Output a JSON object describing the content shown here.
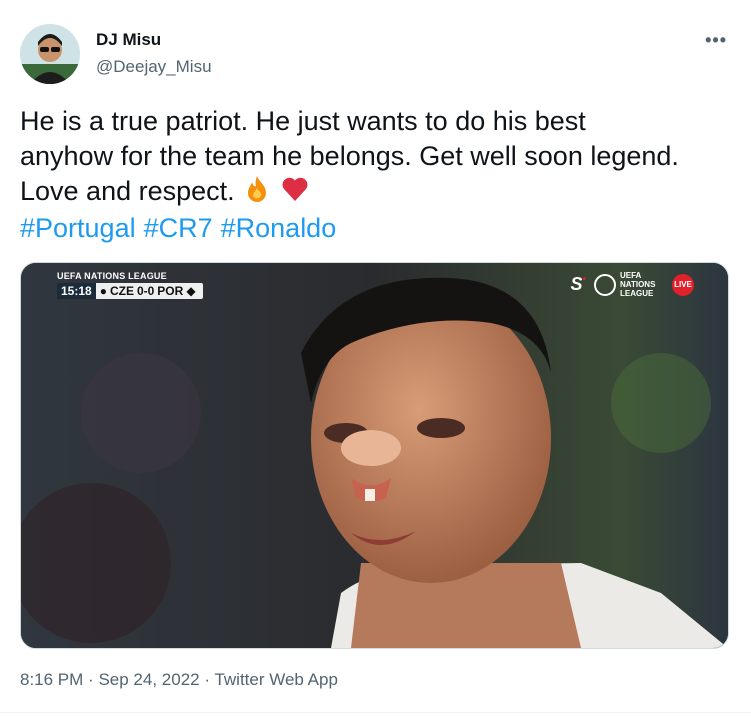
{
  "author": {
    "name": "DJ Misu",
    "handle": "@Deejay_Misu"
  },
  "tweet": {
    "text_line1": "He is a true patriot. He just wants to do his best",
    "text_line2": "anyhow for the team he belongs. Get well soon legend.",
    "text_line3": "Love and respect.",
    "emojis": [
      "fire-icon",
      "red-heart-icon"
    ],
    "hashtags": [
      "#Portugal",
      "#CR7",
      "#Ronaldo"
    ]
  },
  "media": {
    "competition": "UEFA NATIONS LEAGUE",
    "clock": "15:18",
    "home_team": "CZE",
    "score": "0-0",
    "away_team": "POR",
    "channel": "S",
    "uefa_logo_text": "UEFA NATIONS LEAGUE",
    "live_label": "LIVE"
  },
  "footer": {
    "time": "8:16 PM",
    "date": "Sep 24, 2022",
    "source": "Twitter Web App",
    "separator": "·"
  },
  "colors": {
    "accent": "#1d9bf0",
    "secondary_text": "#536471",
    "primary_text": "#0f1419"
  }
}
====
# [AIM]
Check each line above for the word "LEAGUE" and copy the ones that have it.

# [EXPECTED ANSWER]
    "competition": "UEFA NATIONS LEAGUE",
    "uefa_logo_text": "UEFA NATIONS LEAGUE",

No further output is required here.